◆ **GOAL OF THE EXERCISE**
Give the count of lines in the data that include the string "VIII", with no added remarks.

◆ **SUPPLIED RECORDS**
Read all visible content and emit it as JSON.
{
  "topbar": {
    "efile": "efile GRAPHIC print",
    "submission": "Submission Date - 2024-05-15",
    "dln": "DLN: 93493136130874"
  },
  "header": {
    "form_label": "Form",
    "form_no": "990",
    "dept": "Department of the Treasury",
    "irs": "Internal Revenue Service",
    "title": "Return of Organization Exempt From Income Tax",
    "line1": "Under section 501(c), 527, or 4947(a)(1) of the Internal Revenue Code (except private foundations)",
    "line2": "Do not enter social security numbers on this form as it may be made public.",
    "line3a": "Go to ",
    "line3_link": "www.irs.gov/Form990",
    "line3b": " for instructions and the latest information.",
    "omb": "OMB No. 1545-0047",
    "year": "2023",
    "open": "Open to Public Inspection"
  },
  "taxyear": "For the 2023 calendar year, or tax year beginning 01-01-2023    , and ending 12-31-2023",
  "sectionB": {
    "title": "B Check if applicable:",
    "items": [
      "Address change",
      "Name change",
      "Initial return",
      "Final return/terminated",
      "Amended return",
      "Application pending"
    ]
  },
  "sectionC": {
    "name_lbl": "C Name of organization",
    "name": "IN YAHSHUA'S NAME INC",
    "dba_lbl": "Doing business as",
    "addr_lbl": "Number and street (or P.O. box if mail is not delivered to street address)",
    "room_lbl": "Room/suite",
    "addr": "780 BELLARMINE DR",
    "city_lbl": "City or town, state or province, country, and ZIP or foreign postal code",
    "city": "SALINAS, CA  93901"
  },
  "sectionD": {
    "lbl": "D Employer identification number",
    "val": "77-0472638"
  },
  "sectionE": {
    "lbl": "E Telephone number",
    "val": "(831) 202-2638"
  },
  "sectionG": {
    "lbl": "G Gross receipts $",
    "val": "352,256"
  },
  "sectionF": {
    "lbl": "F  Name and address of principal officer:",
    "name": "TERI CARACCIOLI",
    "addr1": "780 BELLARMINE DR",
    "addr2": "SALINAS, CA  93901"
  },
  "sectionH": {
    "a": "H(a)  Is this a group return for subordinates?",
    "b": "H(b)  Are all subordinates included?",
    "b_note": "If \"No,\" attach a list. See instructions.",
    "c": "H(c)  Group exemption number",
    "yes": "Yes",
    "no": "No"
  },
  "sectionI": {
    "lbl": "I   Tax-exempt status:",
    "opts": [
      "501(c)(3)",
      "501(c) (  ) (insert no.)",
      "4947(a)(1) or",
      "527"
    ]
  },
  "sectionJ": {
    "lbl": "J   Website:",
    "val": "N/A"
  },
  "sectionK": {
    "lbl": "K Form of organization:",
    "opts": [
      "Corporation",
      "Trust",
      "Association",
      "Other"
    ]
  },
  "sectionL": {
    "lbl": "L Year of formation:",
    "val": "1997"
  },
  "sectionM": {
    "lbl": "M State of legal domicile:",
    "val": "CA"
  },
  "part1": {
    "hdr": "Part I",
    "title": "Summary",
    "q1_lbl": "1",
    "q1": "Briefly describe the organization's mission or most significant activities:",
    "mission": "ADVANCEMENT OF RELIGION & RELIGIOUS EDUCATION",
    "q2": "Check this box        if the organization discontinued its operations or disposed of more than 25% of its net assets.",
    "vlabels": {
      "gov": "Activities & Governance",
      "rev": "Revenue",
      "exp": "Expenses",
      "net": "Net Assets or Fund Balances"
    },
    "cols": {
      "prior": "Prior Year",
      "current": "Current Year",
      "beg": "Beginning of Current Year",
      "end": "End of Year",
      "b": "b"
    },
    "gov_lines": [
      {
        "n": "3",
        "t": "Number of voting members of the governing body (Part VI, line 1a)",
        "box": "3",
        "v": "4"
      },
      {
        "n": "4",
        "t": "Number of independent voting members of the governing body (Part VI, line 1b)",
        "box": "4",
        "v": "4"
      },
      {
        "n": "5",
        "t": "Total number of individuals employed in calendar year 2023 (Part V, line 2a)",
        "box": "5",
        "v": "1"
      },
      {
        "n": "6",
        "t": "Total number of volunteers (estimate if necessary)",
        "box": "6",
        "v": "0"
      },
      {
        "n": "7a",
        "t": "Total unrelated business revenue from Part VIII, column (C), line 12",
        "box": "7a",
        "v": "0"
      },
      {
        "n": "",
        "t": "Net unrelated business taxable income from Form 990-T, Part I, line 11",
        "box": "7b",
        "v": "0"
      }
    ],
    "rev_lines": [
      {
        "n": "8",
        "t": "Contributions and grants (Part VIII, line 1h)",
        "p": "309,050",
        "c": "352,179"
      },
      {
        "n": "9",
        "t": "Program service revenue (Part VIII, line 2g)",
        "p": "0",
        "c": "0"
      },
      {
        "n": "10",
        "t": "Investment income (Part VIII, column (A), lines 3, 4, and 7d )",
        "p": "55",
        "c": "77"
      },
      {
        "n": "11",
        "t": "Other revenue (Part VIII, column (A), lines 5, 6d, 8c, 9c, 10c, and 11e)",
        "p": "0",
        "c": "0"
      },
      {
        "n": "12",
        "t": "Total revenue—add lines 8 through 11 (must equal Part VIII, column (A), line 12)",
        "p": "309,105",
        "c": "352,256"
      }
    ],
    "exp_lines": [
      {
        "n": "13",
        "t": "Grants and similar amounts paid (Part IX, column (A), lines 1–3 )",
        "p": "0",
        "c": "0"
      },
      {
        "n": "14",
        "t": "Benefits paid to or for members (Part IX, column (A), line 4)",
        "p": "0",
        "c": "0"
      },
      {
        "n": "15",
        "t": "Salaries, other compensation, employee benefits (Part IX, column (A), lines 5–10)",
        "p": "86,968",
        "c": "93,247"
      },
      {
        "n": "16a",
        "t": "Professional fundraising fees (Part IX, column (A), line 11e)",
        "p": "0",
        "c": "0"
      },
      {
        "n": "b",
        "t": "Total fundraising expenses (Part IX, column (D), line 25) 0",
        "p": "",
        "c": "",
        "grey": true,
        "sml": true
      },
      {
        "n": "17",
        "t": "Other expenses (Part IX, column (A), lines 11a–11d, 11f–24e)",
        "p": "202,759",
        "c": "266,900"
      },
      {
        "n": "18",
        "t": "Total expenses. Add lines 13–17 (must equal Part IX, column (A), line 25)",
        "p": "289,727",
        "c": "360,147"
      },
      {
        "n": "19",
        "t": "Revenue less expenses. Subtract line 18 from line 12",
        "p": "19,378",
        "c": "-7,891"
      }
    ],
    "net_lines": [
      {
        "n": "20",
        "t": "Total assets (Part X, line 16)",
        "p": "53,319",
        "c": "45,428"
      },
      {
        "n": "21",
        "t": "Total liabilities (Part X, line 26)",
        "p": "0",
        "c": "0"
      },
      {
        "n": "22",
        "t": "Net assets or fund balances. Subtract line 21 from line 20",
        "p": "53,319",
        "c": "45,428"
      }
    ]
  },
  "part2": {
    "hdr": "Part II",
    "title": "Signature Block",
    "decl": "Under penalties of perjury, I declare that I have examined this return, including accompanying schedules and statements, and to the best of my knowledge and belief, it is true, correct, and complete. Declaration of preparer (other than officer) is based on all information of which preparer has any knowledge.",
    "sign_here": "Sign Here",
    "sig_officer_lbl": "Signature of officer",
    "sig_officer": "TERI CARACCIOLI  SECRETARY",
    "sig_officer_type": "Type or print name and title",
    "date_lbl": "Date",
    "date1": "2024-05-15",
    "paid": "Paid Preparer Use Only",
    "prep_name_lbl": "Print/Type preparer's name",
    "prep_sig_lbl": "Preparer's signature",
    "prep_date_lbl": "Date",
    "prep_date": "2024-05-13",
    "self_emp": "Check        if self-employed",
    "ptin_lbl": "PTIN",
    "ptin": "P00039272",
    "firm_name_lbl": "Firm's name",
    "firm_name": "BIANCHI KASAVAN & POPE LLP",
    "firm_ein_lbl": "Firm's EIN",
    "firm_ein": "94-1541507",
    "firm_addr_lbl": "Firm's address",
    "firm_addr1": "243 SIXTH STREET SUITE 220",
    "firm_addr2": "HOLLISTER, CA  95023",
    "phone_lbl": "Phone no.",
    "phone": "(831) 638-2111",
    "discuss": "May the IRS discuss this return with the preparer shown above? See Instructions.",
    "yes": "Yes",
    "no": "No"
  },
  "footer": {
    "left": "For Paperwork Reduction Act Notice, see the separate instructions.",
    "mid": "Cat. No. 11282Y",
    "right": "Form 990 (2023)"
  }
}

◆ **THE RESPONSE**
6